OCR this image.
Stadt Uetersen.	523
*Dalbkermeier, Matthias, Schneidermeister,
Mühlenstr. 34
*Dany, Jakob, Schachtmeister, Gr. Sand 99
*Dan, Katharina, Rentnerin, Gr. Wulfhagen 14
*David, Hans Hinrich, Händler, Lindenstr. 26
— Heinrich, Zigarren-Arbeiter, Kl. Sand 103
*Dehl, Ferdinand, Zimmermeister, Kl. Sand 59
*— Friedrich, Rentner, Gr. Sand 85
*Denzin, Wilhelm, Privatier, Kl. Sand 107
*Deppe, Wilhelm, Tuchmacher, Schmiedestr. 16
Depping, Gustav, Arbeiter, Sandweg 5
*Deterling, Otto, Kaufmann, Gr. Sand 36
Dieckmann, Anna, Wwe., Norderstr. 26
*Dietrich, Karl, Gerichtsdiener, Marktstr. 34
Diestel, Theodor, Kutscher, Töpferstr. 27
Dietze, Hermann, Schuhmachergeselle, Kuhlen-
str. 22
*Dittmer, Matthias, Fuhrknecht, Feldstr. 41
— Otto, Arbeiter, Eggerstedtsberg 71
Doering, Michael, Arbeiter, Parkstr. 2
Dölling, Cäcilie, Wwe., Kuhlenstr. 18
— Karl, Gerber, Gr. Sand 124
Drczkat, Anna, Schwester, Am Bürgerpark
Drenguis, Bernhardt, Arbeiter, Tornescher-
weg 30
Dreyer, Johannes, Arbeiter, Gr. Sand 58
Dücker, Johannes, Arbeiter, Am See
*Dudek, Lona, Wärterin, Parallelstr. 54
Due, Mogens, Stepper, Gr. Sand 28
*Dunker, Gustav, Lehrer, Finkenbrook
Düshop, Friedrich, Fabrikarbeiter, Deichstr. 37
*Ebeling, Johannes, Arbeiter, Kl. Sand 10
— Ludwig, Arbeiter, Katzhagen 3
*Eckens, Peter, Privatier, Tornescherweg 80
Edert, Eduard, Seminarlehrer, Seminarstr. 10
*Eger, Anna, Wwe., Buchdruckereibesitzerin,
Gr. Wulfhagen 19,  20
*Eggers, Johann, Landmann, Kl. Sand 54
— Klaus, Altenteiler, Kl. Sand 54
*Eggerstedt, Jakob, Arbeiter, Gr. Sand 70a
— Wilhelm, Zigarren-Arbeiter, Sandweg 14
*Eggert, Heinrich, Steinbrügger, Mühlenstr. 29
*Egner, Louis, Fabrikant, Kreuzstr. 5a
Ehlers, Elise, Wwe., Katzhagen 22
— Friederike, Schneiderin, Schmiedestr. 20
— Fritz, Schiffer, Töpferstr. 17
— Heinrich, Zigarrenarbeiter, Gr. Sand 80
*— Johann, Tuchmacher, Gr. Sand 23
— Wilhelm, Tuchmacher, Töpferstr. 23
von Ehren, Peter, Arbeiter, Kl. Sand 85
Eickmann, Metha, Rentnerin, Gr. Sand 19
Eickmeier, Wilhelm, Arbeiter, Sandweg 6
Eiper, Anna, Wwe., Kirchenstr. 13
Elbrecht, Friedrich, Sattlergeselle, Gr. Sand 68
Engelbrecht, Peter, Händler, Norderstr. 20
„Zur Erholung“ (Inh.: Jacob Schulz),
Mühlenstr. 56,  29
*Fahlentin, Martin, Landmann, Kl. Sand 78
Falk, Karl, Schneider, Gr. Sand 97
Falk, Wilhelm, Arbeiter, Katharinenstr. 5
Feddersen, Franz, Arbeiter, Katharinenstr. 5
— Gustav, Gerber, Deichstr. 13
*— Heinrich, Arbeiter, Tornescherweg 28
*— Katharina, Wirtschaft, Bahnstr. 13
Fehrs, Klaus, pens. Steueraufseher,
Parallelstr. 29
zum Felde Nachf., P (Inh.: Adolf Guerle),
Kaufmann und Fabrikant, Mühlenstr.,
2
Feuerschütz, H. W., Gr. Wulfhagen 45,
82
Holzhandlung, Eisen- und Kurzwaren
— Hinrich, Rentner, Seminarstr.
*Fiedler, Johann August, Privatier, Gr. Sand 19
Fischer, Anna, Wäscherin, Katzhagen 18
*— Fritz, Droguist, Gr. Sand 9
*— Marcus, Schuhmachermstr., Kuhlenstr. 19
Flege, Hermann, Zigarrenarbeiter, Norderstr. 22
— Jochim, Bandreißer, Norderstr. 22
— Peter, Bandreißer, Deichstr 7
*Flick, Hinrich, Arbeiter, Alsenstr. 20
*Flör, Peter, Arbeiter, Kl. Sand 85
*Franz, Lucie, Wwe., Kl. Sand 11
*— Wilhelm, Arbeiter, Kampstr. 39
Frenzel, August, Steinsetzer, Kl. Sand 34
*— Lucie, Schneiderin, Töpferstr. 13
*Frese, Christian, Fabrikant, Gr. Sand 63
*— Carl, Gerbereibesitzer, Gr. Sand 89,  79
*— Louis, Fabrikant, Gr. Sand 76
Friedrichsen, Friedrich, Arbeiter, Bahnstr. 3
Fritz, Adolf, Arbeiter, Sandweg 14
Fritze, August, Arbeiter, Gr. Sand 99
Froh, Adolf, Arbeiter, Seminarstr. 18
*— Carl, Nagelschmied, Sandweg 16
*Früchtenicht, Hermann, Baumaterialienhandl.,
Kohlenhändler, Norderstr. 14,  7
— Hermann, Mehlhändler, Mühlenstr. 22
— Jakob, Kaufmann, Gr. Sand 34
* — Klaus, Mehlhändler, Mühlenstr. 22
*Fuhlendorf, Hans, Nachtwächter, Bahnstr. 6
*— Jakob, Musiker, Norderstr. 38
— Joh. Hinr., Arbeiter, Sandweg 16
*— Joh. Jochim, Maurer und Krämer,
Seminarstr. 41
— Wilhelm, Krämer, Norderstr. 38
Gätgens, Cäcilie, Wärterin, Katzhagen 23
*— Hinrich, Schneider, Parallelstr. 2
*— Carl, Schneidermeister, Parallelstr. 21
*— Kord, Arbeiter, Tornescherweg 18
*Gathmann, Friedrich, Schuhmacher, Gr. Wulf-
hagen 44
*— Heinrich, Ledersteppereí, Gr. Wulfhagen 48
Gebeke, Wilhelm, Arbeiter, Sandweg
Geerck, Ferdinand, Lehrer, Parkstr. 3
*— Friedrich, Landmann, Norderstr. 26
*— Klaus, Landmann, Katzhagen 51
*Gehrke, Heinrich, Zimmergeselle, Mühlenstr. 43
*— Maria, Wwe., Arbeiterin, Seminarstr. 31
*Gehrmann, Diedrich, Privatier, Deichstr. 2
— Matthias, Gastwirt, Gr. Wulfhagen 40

▶ **TO DO**
Reproduce all data above, unchanged.

▶ **THE RESULT**
OCR this image.
Stadt Uetersen.	523
*Dalbkermeier, Matthias, Schneidermeister,
Mühlenstr. 34
*Dany, Jakob, Schachtmeister, Gr. Sand 99
*Dan, Katharina, Rentnerin, Gr. Wulfhagen 14
*David, Hans Hinrich, Händler, Lindenstr. 26
— Heinrich, Zigarren-Arbeiter, Kl. Sand 103
*Dehl, Ferdinand, Zimmermeister, Kl. Sand 59
*— Friedrich, Rentner, Gr. Sand 85
*Denzin, Wilhelm, Privatier, Kl. Sand 107
*Deppe, Wilhelm, Tuchmacher, Schmiedestr. 16
Depping, Gustav, Arbeiter, Sandweg 5
*Deterling, Otto, Kaufmann, Gr. Sand 36
Dieckmann, Anna, Wwe., Norderstr. 26
*Dietrich, Karl, Gerichtsdiener, Marktstr. 34
Diestel, Theodor, Kutscher, Töpferstr. 27
Dietze, Hermann, Schuhmachergeselle, Kuhlen-
str. 22
*Dittmer, Matthias, Fuhrknecht, Feldstr. 41
— Otto, Arbeiter, Eggerstedtsberg 71
Doering, Michael, Arbeiter, Parkstr. 2
Dölling, Cäcilie, Wwe., Kuhlenstr. 18
— Karl, Gerber, Gr. Sand 124
Drczkat, Anna, Schwester, Am Bürgerpark
Drenguis, Bernhardt, Arbeiter, Tornescher-
weg 30
Dreyer, Johannes, Arbeiter, Gr. Sand 58
Dücker, Johannes, Arbeiter, Am See
*Dudek, Lona, Wärterin, Parallelstr. 54
Due, Mogens, Stepper, Gr. Sand 28
*Dunker, Gustav, Lehrer, Finkenbrook
Düshop, Friedrich, Fabrikarbeiter, Deichstr. 37
*Ebeling, Johannes, Arbeiter, Kl. Sand 10
— Ludwig, Arbeiter, Katzhagen 3
*Eckens, Peter, Privatier, Tornescherweg 80
Edert, Eduard, Seminarlehrer, Seminarstr. 10
*Eger, Anna, Wwe., Buchdruckereibesitzerin,
Gr. Wulfhagen 19,  20
*Eggers, Johann, Landmann, Kl. Sand 54
— Klaus, Altenteiler, Kl. Sand 54
*Eggerstedt, Jakob, Arbeiter, Gr. Sand 70a
— Wilhelm, Zigarren-Arbeiter, Sandweg 14
*Eggert, Heinrich, Steinbrügger, Mühlenstr. 29
*Egner, Louis, Fabrikant, Kreuzstr. 5a
Ehlers, Elise, Wwe., Katzhagen 22
— Friederike, Schneiderin, Schmiedestr. 20
— Fritz, Schiffer, Töpferstr. 17
— Heinrich, Zigarrenarbeiter, Gr. Sand 80
*— Johann, Tuchmacher, Gr. Sand 23
— Wilhelm, Tuchmacher, Töpferstr. 23
von Ehren, Peter, Arbeiter, Kl. Sand 85
Eickmann, Metha, Rentnerin, Gr. Sand 19
Eickmeier, Wilhelm, Arbeiter, Sandweg 6
Eiper, Anna, Wwe., Kirchenstr. 13
Elbrecht, Friedrich, Sattlergeselle, Gr. Sand 68
Engelbrecht, Peter, Händler, Norderstr. 20
„Zur Erholung“ (Inh.: Jacob Schulz),
Mühlenstr. 56,  29
*Fahlentin, Martin, Landmann, Kl. Sand 78
Falk, Karl, Schneider, Gr. Sand 97
Falk, Wilhelm, Arbeiter, Katharinenstr. 5
Feddersen, Franz, Arbeiter, Katharinenstr. 5
— Gustav, Gerber, Deichstr. 13
*— Heinrich, Arbeiter, Tornescherweg 28
*— Katharina, Wirtschaft, Bahnstr. 13
Fehrs, Klaus, pens. Steueraufseher,
Parallelstr. 29
zum Felde Nachf., P (Inh.: Adolf Guerle),
Kaufmann und Fabrikant, Mühlenstr.,
2
Feuerschütz, H. W., Gr. Wulfhagen 45,
82
Holzhandlung, Eisen- und Kurzwaren
— Hinrich, Rentner, Seminarstr.
*Fiedler, Johann August, Privatier, Gr. Sand 19
Fischer, Anna, Wäscherin, Katzhagen 18
*— Fritz, Droguist, Gr. Sand 9
*— Marcus, Schuhmachermstr., Kuhlenstr. 19
Flege, Hermann, Zigarrenarbeiter, Norderstr. 22
— Jochim, Bandreißer, Norderstr. 22
— Peter, Bandreißer, Deichstr 7
*Flick, Hinrich, Arbeiter, Alsenstr. 20
*Flör, Peter, Arbeiter, Kl. Sand 85
*Franz, Lucie, Wwe., Kl. Sand 11
*— Wilhelm, Arbeiter, Kampstr. 39
Frenzel, August, Steinsetzer, Kl. Sand 34
*— Lucie, Schneiderin, Töpferstr. 13
*Frese, Christian, Fabrikant, Gr. Sand 63
*— Carl, Gerbereibesitzer, Gr. Sand 89,  79
*— Louis, Fabrikant, Gr. Sand 76
Friedrichsen, Friedrich, Arbeiter, Bahnstr. 3
Fritz, Adolf, Arbeiter, Sandweg 14
Fritze, August, Arbeiter, Gr. Sand 99
Froh, Adolf, Arbeiter, Seminarstr. 18
*— Carl, Nagelschmied, Sandweg 16
*Früchtenicht, Hermann, Baumaterialienhandl.,
Kohlenhändler, Norderstr. 14,  7
— Hermann, Mehlhändler, Mühlenstr. 22
— Jakob, Kaufmann, Gr. Sand 34
* — Klaus, Mehlhändler, Mühlenstr. 22
*Fuhlendorf, Hans, Nachtwächter, Bahnstr. 6
*— Jakob, Musiker, Norderstr. 38
— Joh. Hinr., Arbeiter, Sandweg 16
*— Joh. Jochim, Maurer und Krämer,
Seminarstr. 41
— Wilhelm, Krämer, Norderstr. 38
Gätgens, Cäcilie, Wärterin, Katzhagen 23
*— Hinrich, Schneider, Parallelstr. 2
*— Carl, Schneidermeister, Parallelstr. 21
*— Kord, Arbeiter, Tornescherweg 18
*Gathmann, Friedrich, Schuhmacher, Gr. Wulf-
hagen 44
*— Heinrich, Ledersteppereí, Gr. Wulfhagen 48
Gebeke, Wilhelm, Arbeiter, Sandweg
Geerck, Ferdinand, Lehrer, Parkstr. 3
*— Friedrich, Landmann, Norderstr. 26
*— Klaus, Landmann, Katzhagen 51
*Gehrke, Heinrich, Zimmergeselle, Mühlenstr. 43
*— Maria, Wwe., Arbeiterin, Seminarstr. 31
*Gehrmann, Diedrich, Privatier, Deichstr. 2
— Matthias, Gastwirt, Gr. Wulfhagen 40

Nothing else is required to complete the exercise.